» **PROBLEM SET**
**a.** Using the forum thread, answer the following:
(i) What is the atheist student organization called in the news summary?
(ii) How many comments are there on the story?
(iii) According to the thread, in what year was the blasphemy law repealed in England & Wales?
**b.** Write out the forum thread between "Glasgow, UK" and "of the world..", inclusive, substituting "priests" for "Jesuits".

Atheist students say good morals can ...

Atheist students say good morals can be practiced without a Bible

There are 1166 comments on the The Herald story from Oct 28, 2010, titled Atheist students say good morals can be practiced without a Bible. In it, The Herald reports that:

As its membership rapidly increases, the Secular Student Alliance of ASU, an atheist student organization, works to build a community of people to make Jonesboro a better place through charity work.

Join the discussion below, or Read more at The Herald.

Since: Apr 08

Nottingham, UK

#21 Oct 31, 2010
guest wrote:
<quoted text>
None. They were all theists. Even Hume had to admit that without the existence of God there would be no basis for morality.
Do you agree with that?

What about other religions with commendable morals? Many of which pre-date Christianity.

Or are you claiming that everything that is morally right is in the Christian religion?
EdSed

Glasgow, UK

#22 Oct 31, 2010
I think humanity is witnessing a natural progression. Religion made sense to many people who did not know the world was flat; or that it was not the centre of the universe. Maybe some Jesuits recognised the beginning of the end when they failed to prevent the Bible being translated into native languages, like English. Many people realised it was just another work of man, but it was illegal to say so.

Even in England & Wales, the blasphemy law was only repealed in 2008. The last imprisonment for blasphemy in mainland UK was in 1921. The last person charged was in 1925. Blasphemy as a concept is now redundant.(Call that evolution :-)

This sums up religious attitudes in one newly developed part of the world..
http://www.iheu.org/maldavian-faces-death-%E2...
To me, such a murderous reaction seems fear driven. Fear that Islam is nonsense perhaps?

What is very clear about religion is that it is largely parent given, not god-given.


People need to start looking where we are going more than where we have been. Ask on what morality can be based and how the people of Earth should be organised. Ask if religion is useful and if nations are the best political units for humanity. Nations may be the only practical unit of organisation for the foreseeable future, but what should ideally constitute a nation? Can we begin to evolve from competitive religions and nations towards a global structure that better serves our future and encourages mutual cooperation, rather than competition or dangerous rivalry?

Globalism and multi-culturalism are descriptions of the status quo, the natural consequences of modern technology, education and communications. We can only influence their nature and development. They are not options we might accept or reject. Nations should be developed as platforms for world-wide co-operation. Such divisions as Muslim or Jewish peoples and lands are historical legacies and problems, not competing cultures worthy of human sacrifices. There are only people and land. If people on Earth beat ourselves up, who cares?

Though very unlikely, Earth could be destroyed by a cosmic event during the next century. An event dangerous to humanity is likely to occur within a few hundred thousand years. These are the threats that humans face, not the extinction of religion. Religion is merely code for superstition. Our unity and ability to co-operate globally might determine our very existence in that time scale.

» **DATASET ENTRIES**
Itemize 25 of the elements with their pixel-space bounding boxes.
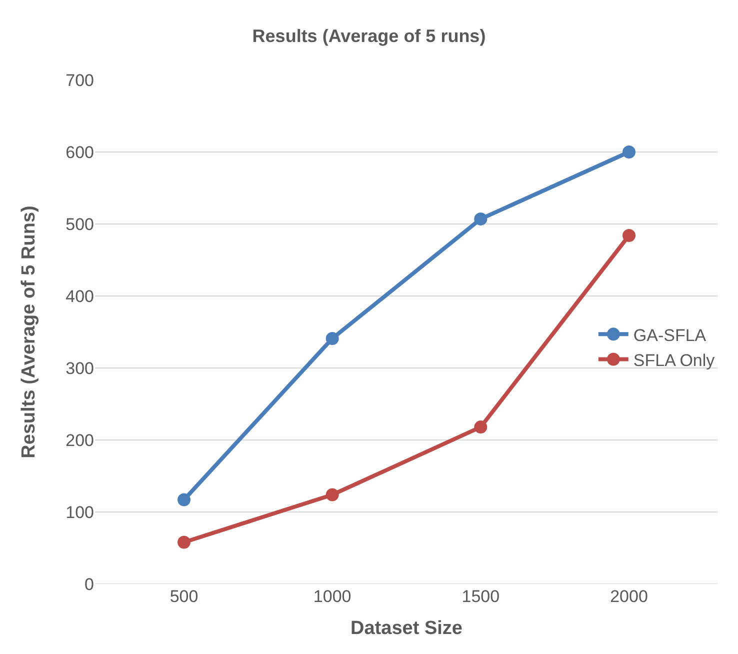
legend-label: SFLA Only bbox=[633, 350, 716, 370]
point bbox=[178, 536, 190, 549]
y-tick-label: 200 bbox=[66, 430, 94, 450]
y-tick-label: 400 bbox=[66, 286, 94, 306]
y-axis-title: Results (Average of 5 Runs) bbox=[18, 206, 40, 458]
x-axis-title: Dataset Size bbox=[350, 618, 462, 639]
x-tick-label: 2000 bbox=[610, 587, 648, 606]
y-tick-label: 100 bbox=[66, 502, 94, 522]
y-tick-label: 0 bbox=[84, 574, 94, 594]
x-tick-label: 1000 bbox=[313, 587, 352, 606]
point bbox=[326, 488, 339, 502]
x-tick-label: 500 bbox=[170, 587, 198, 606]
y-tick-label: 500 bbox=[66, 214, 94, 234]
point bbox=[178, 493, 190, 506]
point bbox=[326, 332, 339, 345]
chart-title: Results (Average of 5 runs) bbox=[252, 26, 486, 46]
y-tick-label: 700 bbox=[66, 70, 94, 90]
point bbox=[622, 146, 636, 158]
x-tick-label: 1500 bbox=[462, 587, 500, 606]
point bbox=[622, 229, 636, 242]
point bbox=[474, 420, 488, 434]
legend-label: GA-SFLA bbox=[633, 326, 707, 345]
y-tick-label: 600 bbox=[66, 142, 94, 162]
y-tick-label: 300 bbox=[66, 358, 94, 378]
point bbox=[474, 212, 488, 226]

» **EXERCISE RESPONSES**
**a.**
(i) The Secular Student Alliance of ASU
(ii) 1166
(iii) 2008

**b.**
Glasgow, UK

#22 Oct 31, 2010
I think humanity is witnessing a natural progression. Religion made sense to many people who did not know the world was flat; or that it was not the centre of the universe. Maybe some priests recognised the beginning of the end when they failed to prevent the Bible being translated into native languages, like English. Many people realised it was just another work of man, but it was illegal to say so.

Even in England & Wales, the blasphemy law was only repealed in 2008. The last imprisonment for blasphemy in mainland UK was in 1921. The last person charged was in 1925. Blasphemy as a concept is now redundant.(Call that evolution :-)

This sums up religious attitudes in one newly developed part of the world..